» **What the task requires**: Examine the material below. Gather every line in which the string "Ethereum" appears.

[start Records for the exercise]

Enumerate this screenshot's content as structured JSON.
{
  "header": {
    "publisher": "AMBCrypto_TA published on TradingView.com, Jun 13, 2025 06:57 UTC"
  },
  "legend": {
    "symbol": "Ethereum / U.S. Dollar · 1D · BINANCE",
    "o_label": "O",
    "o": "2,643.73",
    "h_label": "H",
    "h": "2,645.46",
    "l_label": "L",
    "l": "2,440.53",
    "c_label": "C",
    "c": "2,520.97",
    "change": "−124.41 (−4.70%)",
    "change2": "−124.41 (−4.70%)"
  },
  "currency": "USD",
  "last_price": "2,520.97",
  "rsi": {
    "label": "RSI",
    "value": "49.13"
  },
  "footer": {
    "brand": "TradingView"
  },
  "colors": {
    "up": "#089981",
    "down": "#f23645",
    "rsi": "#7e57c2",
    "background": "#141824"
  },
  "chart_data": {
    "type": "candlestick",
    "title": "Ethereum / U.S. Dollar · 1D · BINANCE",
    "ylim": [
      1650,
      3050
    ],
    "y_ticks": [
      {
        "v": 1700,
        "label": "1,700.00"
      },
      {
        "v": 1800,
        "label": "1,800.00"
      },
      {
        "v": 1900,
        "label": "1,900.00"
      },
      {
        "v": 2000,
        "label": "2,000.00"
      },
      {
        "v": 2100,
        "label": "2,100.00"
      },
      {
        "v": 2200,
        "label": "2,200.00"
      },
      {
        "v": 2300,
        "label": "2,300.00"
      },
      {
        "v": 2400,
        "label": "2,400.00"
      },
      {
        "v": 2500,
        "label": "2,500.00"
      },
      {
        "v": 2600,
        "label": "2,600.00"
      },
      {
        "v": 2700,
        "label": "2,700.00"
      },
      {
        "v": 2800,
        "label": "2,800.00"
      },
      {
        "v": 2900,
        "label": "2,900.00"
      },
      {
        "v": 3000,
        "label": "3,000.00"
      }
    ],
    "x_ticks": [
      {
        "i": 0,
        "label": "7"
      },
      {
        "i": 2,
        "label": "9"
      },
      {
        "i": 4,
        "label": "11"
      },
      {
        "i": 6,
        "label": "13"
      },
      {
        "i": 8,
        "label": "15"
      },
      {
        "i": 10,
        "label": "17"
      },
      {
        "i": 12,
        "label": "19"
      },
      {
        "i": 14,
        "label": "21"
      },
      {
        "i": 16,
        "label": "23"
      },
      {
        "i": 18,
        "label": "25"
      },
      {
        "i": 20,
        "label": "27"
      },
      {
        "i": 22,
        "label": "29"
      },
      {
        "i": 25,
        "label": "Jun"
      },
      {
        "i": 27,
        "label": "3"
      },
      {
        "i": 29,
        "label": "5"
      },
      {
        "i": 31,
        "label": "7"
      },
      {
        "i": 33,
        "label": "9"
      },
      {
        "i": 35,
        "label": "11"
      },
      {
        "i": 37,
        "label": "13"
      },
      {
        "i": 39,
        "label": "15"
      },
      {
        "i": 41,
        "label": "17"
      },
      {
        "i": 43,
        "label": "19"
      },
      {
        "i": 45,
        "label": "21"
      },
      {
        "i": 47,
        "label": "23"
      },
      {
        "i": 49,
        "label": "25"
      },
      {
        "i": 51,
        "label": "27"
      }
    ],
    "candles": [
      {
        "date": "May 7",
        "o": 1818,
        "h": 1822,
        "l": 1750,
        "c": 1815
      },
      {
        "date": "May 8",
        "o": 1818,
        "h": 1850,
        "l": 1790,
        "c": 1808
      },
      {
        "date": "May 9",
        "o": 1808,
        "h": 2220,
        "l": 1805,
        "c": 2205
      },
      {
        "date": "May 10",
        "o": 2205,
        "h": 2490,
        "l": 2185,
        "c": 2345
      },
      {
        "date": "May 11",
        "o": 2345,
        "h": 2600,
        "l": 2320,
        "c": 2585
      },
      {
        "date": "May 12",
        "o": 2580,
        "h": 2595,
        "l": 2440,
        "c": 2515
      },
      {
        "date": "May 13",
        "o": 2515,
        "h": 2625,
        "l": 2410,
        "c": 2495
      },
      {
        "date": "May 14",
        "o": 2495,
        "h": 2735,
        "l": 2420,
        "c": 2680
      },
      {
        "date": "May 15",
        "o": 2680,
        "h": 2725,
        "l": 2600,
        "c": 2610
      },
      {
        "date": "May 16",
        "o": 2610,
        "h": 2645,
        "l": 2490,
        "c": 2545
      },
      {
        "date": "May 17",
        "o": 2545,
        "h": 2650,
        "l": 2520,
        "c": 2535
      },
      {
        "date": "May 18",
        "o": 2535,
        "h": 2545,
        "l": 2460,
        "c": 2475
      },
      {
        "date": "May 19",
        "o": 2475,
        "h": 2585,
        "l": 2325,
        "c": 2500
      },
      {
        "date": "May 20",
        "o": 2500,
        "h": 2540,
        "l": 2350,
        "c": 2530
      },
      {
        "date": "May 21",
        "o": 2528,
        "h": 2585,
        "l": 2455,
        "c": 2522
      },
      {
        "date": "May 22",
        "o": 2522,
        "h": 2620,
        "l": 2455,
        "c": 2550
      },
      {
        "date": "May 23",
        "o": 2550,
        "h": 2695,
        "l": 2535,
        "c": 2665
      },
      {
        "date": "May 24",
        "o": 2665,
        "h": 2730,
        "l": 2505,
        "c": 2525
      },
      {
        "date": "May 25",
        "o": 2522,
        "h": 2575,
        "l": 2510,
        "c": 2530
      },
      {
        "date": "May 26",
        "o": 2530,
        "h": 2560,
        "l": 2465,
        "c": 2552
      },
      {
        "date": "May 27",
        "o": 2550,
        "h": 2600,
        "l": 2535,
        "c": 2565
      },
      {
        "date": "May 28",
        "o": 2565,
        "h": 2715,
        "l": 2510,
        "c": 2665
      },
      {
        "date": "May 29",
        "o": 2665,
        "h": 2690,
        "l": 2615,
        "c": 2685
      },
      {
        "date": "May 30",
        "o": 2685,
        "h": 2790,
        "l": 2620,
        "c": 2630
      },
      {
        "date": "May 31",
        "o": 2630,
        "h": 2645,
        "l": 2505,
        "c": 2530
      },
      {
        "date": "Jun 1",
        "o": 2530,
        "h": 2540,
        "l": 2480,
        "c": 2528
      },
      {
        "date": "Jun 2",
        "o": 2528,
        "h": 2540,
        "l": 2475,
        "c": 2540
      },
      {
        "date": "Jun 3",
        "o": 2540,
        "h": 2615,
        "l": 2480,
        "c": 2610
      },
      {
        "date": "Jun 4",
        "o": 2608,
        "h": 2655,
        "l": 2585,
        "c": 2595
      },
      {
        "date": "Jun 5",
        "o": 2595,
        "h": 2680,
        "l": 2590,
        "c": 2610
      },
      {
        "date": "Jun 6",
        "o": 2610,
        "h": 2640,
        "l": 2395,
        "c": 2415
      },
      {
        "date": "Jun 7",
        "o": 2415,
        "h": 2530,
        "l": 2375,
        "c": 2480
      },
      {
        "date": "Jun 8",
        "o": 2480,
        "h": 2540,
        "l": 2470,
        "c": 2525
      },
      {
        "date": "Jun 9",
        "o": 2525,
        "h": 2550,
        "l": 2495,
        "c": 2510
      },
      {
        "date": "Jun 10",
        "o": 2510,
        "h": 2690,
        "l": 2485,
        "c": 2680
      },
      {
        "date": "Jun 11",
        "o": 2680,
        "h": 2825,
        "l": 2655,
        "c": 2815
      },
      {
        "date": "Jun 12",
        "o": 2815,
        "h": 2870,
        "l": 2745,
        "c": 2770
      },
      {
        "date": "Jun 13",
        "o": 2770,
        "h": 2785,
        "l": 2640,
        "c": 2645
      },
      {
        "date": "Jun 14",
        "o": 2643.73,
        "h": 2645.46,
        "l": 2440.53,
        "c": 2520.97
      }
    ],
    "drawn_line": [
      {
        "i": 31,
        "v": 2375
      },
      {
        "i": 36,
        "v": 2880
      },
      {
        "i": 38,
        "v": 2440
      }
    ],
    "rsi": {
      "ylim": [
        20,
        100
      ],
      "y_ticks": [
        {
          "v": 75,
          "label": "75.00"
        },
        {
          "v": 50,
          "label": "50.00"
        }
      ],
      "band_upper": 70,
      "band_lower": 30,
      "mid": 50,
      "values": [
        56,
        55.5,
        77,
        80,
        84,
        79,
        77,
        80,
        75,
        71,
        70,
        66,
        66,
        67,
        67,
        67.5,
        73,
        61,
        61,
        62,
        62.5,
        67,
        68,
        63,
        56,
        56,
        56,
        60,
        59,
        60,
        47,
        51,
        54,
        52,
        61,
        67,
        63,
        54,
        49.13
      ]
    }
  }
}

[end Records for the exercise]

» **In response**:
    "symbol": "Ethereum / U.S. Dollar · 1D · BINANCE",
    "title": "Ethereum / U.S. Dollar · 1D · BINANCE",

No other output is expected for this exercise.